→ **Source material**:

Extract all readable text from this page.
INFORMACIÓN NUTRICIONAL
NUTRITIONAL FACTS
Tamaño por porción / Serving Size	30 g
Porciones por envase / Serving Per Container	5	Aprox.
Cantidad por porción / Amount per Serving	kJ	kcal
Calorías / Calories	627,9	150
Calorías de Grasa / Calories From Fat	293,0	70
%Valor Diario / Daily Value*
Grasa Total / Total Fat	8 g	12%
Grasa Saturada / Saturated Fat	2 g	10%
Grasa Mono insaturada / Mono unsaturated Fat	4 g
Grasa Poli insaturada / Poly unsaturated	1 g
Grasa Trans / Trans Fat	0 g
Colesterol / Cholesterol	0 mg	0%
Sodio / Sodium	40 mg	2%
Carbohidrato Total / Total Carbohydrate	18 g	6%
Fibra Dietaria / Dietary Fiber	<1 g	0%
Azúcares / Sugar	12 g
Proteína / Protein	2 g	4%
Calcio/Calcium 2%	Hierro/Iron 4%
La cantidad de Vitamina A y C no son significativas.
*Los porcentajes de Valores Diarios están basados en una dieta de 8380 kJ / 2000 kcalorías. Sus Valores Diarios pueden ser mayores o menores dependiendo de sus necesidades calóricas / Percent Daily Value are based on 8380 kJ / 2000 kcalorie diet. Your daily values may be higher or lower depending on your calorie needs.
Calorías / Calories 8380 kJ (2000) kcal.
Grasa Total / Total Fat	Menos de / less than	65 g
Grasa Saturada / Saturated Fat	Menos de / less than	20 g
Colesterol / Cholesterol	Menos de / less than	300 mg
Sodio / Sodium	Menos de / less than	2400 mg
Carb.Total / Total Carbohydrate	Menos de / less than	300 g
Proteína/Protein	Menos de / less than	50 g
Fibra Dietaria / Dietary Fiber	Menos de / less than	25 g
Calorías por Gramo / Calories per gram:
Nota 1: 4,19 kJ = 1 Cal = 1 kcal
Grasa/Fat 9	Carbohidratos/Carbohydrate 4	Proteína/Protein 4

==

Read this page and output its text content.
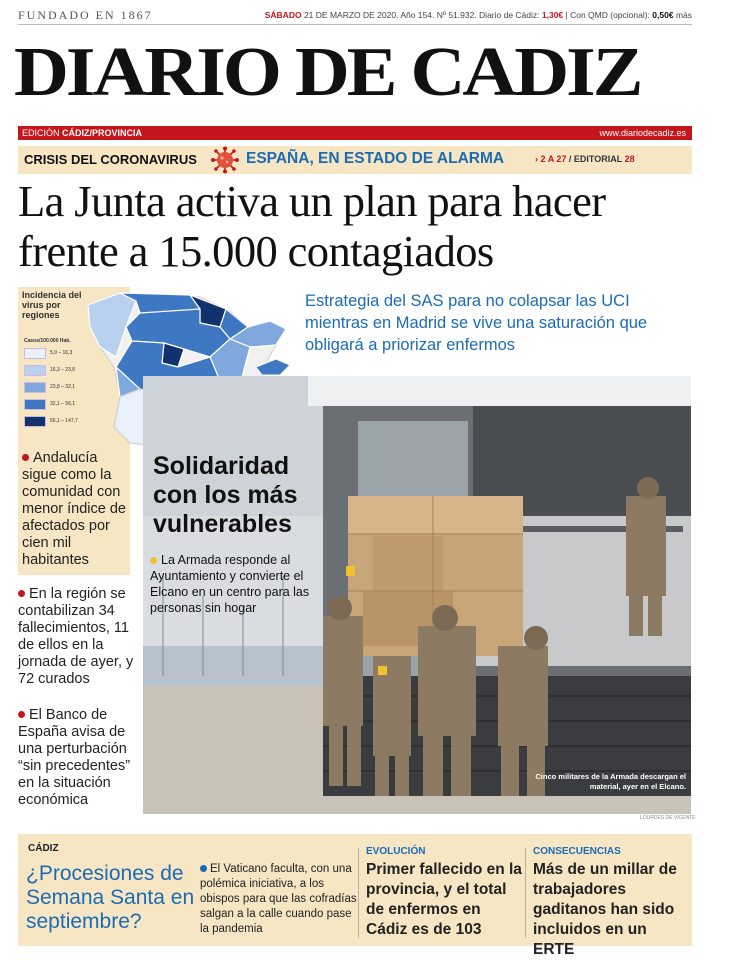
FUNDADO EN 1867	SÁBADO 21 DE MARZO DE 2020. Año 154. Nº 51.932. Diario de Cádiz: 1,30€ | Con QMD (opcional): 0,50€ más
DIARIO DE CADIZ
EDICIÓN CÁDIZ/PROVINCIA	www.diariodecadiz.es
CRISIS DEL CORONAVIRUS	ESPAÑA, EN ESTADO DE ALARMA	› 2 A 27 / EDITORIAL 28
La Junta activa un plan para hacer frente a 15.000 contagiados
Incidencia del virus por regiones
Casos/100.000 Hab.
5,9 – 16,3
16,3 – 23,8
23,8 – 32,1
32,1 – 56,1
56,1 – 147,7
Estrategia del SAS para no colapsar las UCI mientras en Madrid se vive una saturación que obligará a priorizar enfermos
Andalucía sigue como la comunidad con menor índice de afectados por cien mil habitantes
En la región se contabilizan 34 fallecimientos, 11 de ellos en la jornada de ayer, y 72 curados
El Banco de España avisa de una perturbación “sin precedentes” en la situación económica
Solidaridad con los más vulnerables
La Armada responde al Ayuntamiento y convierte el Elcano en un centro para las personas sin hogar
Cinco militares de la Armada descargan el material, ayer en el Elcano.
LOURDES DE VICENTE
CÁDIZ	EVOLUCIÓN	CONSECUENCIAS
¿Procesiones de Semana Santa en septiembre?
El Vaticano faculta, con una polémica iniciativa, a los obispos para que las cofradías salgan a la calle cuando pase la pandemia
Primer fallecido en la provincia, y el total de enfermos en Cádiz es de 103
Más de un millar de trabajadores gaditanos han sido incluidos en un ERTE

==

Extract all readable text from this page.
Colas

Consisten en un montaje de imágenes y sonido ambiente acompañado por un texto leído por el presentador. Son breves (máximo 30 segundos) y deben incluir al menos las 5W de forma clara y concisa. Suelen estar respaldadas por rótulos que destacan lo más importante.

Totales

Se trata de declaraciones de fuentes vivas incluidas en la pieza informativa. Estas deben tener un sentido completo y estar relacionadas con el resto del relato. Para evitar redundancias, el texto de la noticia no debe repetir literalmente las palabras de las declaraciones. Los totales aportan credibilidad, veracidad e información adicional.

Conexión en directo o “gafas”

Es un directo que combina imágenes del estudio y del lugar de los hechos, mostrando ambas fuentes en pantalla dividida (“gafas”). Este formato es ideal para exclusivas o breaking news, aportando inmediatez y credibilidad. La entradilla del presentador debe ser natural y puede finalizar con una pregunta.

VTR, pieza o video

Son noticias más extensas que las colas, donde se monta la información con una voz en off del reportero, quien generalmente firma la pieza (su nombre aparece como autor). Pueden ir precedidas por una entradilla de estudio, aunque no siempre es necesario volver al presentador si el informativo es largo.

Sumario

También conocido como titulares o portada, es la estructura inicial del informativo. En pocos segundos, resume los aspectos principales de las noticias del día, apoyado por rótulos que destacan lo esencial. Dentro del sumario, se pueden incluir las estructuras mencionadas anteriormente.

→ **Your assignment**:
The string to find is "noticias"; copy every line of the listing that has it.

→ **Expected output**:
Son noticias más extensas que las colas, donde se monta la información con una voz en off del reportero, quien generalmente firma la pieza (su nombre aparece como autor). Pueden ir precedidas por una entradilla de estudio, aunque no siempre es necesario volver al presentador si el informativo es largo.
También conocido como titulares o portada, es la estructura inicial del informativo. En pocos segundos, resume los aspectos principales de las noticias del día, apoyado por rótulos que destacan lo esencial. Dentro del sumario, se pueden incluir las estructuras mencionadas anteriormente.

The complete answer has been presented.